[Collected data entries]
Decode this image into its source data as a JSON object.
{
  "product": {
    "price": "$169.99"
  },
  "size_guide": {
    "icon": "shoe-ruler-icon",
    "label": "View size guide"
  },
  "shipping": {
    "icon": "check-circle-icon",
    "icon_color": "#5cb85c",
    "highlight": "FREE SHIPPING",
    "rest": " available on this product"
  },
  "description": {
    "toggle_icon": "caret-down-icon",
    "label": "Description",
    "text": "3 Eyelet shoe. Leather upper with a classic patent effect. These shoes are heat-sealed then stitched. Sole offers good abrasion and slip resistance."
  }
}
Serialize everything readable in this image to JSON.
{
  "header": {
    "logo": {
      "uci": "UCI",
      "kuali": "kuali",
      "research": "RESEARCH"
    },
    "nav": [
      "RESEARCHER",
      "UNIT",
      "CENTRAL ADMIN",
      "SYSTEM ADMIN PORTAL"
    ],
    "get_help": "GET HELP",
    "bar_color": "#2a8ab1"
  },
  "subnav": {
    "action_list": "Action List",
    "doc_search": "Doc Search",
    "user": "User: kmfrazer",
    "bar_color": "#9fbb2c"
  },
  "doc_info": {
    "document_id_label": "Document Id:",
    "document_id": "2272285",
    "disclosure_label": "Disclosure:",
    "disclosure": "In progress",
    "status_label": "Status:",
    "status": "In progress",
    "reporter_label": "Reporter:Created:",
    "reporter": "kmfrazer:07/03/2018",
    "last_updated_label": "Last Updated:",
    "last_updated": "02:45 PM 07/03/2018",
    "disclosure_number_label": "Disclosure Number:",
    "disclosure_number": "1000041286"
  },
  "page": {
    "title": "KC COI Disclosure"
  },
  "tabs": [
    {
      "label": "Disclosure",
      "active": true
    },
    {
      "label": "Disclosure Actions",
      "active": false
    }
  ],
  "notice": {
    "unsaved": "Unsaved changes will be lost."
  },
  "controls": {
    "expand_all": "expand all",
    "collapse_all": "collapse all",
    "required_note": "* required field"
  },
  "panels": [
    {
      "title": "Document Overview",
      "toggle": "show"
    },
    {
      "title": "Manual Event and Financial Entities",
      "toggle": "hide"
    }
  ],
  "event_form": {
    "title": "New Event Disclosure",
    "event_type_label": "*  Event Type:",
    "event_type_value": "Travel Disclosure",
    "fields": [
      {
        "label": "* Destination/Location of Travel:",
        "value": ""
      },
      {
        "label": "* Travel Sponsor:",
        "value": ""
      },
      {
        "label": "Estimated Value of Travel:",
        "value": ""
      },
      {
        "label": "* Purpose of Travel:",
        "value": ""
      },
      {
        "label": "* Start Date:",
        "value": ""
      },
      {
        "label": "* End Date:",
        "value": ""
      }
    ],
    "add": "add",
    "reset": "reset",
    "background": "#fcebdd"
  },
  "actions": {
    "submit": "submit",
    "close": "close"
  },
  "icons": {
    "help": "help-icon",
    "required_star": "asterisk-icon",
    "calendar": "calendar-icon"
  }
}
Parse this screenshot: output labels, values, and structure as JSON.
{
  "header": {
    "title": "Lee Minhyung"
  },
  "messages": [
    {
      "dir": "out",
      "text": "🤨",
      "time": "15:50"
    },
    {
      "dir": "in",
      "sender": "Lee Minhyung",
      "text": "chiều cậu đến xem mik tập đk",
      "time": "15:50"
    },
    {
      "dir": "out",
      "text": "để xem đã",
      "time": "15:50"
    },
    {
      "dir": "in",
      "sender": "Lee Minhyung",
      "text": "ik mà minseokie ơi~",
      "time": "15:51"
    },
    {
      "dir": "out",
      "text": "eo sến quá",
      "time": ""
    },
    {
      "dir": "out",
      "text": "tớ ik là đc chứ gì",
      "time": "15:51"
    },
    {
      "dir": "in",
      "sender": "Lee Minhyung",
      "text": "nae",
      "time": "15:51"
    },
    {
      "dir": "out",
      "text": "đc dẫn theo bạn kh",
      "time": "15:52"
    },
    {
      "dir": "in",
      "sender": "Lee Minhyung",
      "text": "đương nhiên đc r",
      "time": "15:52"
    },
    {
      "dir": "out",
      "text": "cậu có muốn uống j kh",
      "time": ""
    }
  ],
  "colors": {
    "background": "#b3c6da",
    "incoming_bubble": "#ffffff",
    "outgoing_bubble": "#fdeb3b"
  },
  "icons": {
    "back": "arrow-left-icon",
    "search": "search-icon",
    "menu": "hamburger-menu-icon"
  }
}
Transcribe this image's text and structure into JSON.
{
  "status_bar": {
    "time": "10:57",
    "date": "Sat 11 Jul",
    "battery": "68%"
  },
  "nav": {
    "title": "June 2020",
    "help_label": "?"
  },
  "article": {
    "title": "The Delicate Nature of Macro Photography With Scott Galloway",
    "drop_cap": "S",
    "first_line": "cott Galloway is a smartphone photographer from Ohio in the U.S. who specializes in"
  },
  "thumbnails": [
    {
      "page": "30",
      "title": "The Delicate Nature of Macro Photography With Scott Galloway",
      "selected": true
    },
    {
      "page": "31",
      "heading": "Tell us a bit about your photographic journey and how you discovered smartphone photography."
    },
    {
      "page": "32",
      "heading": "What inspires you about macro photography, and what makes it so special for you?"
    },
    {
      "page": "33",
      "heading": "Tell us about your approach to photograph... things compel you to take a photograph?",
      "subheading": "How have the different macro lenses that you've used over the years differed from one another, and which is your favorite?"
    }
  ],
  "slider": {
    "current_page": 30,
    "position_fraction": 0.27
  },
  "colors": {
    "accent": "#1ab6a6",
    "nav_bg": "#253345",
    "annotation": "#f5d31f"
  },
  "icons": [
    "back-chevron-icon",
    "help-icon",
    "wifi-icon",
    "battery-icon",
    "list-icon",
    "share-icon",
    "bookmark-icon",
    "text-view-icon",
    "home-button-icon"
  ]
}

Goal of the exercise >>
Your task is to repeat the data exactly, with nothing left out.

Answer to the task >>
Decode this image into its source data as a JSON object.
{
  "product": {
    "price": "$169.99"
  },
  "size_guide": {
    "icon": "shoe-ruler-icon",
    "label": "View size guide"
  },
  "shipping": {
    "icon": "check-circle-icon",
    "icon_color": "#5cb85c",
    "highlight": "FREE SHIPPING",
    "rest": " available on this product"
  },
  "description": {
    "toggle_icon": "caret-down-icon",
    "label": "Description",
    "text": "3 Eyelet shoe. Leather upper with a classic patent effect. These shoes are heat-sealed then stitched. Sole offers good abrasion and slip resistance."
  }
}
Serialize everything readable in this image to JSON.
{
  "header": {
    "logo": {
      "uci": "UCI",
      "kuali": "kuali",
      "research": "RESEARCH"
    },
    "nav": [
      "RESEARCHER",
      "UNIT",
      "CENTRAL ADMIN",
      "SYSTEM ADMIN PORTAL"
    ],
    "get_help": "GET HELP",
    "bar_color": "#2a8ab1"
  },
  "subnav": {
    "action_list": "Action List",
    "doc_search": "Doc Search",
    "user": "User: kmfrazer",
    "bar_color": "#9fbb2c"
  },
  "doc_info": {
    "document_id_label": "Document Id:",
    "document_id": "2272285",
    "disclosure_label": "Disclosure:",
    "disclosure": "In progress",
    "status_label": "Status:",
    "status": "In progress",
    "reporter_label": "Reporter:Created:",
    "reporter": "kmfrazer:07/03/2018",
    "last_updated_label": "Last Updated:",
    "last_updated": "02:45 PM 07/03/2018",
    "disclosure_number_label": "Disclosure Number:",
    "disclosure_number": "1000041286"
  },
  "page": {
    "title": "KC COI Disclosure"
  },
  "tabs": [
    {
      "label": "Disclosure",
      "active": true
    },
    {
      "label": "Disclosure Actions",
      "active": false
    }
  ],
  "notice": {
    "unsaved": "Unsaved changes will be lost."
  },
  "controls": {
    "expand_all": "expand all",
    "collapse_all": "collapse all",
    "required_note": "* required field"
  },
  "panels": [
    {
      "title": "Document Overview",
      "toggle": "show"
    },
    {
      "title": "Manual Event and Financial Entities",
      "toggle": "hide"
    }
  ],
  "event_form": {
    "title": "New Event Disclosure",
    "event_type_label": "*  Event Type:",
    "event_type_value": "Travel Disclosure",
    "fields": [
      {
        "label": "* Destination/Location of Travel:",
        "value": ""
      },
      {
        "label": "* Travel Sponsor:",
        "value": ""
      },
      {
        "label": "Estimated Value of Travel:",
        "value": ""
      },
      {
        "label": "* Purpose of Travel:",
        "value": ""
      },
      {
        "label": "* Start Date:",
        "value": ""
      },
      {
        "label": "* End Date:",
        "value": ""
      }
    ],
    "add": "add",
    "reset": "reset",
    "background": "#fcebdd"
  },
  "actions": {
    "submit": "submit",
    "close": "close"
  },
  "icons": {
    "help": "help-icon",
    "required_star": "asterisk-icon",
    "calendar": "calendar-icon"
  }
}
Parse this screenshot: output labels, values, and structure as JSON.
{
  "header": {
    "title": "Lee Minhyung"
  },
  "messages": [
    {
      "dir": "out",
      "text": "🤨",
      "time": "15:50"
    },
    {
      "dir": "in",
      "sender": "Lee Minhyung",
      "text": "chiều cậu đến xem mik tập đk",
      "time": "15:50"
    },
    {
      "dir": "out",
      "text": "để xem đã",
      "time": "15:50"
    },
    {
      "dir": "in",
      "sender": "Lee Minhyung",
      "text": "ik mà minseokie ơi~",
      "time": "15:51"
    },
    {
      "dir": "out",
      "text": "eo sến quá",
      "time": ""
    },
    {
      "dir": "out",
      "text": "tớ ik là đc chứ gì",
      "time": "15:51"
    },
    {
      "dir": "in",
      "sender": "Lee Minhyung",
      "text": "nae",
      "time": "15:51"
    },
    {
      "dir": "out",
      "text": "đc dẫn theo bạn kh",
      "time": "15:52"
    },
    {
      "dir": "in",
      "sender": "Lee Minhyung",
      "text": "đương nhiên đc r",
      "time": "15:52"
    },
    {
      "dir": "out",
      "text": "cậu có muốn uống j kh",
      "time": ""
    }
  ],
  "colors": {
    "background": "#b3c6da",
    "incoming_bubble": "#ffffff",
    "outgoing_bubble": "#fdeb3b"
  },
  "icons": {
    "back": "arrow-left-icon",
    "search": "search-icon",
    "menu": "hamburger-menu-icon"
  }
}
Transcribe this image's text and structure into JSON.
{
  "status_bar": {
    "time": "10:57",
    "date": "Sat 11 Jul",
    "battery": "68%"
  },
  "nav": {
    "title": "June 2020",
    "help_label": "?"
  },
  "article": {
    "title": "The Delicate Nature of Macro Photography With Scott Galloway",
    "drop_cap": "S",
    "first_line": "cott Galloway is a smartphone photographer from Ohio in the U.S. who specializes in"
  },
  "thumbnails": [
    {
      "page": "30",
      "title": "The Delicate Nature of Macro Photography With Scott Galloway",
      "selected": true
    },
    {
      "page": "31",
      "heading": "Tell us a bit about your photographic journey and how you discovered smartphone photography."
    },
    {
      "page": "32",
      "heading": "What inspires you about macro photography, and what makes it so special for you?"
    },
    {
      "page": "33",
      "heading": "Tell us about your approach to photograph... things compel you to take a photograph?",
      "subheading": "How have the different macro lenses that you've used over the years differed from one another, and which is your favorite?"
    }
  ],
  "slider": {
    "current_page": 30,
    "position_fraction": 0.27
  },
  "colors": {
    "accent": "#1ab6a6",
    "nav_bg": "#253345",
    "annotation": "#f5d31f"
  },
  "icons": [
    "back-chevron-icon",
    "help-icon",
    "wifi-icon",
    "battery-icon",
    "list-icon",
    "share-icon",
    "bookmark-icon",
    "text-view-icon",
    "home-button-icon"
  ]
}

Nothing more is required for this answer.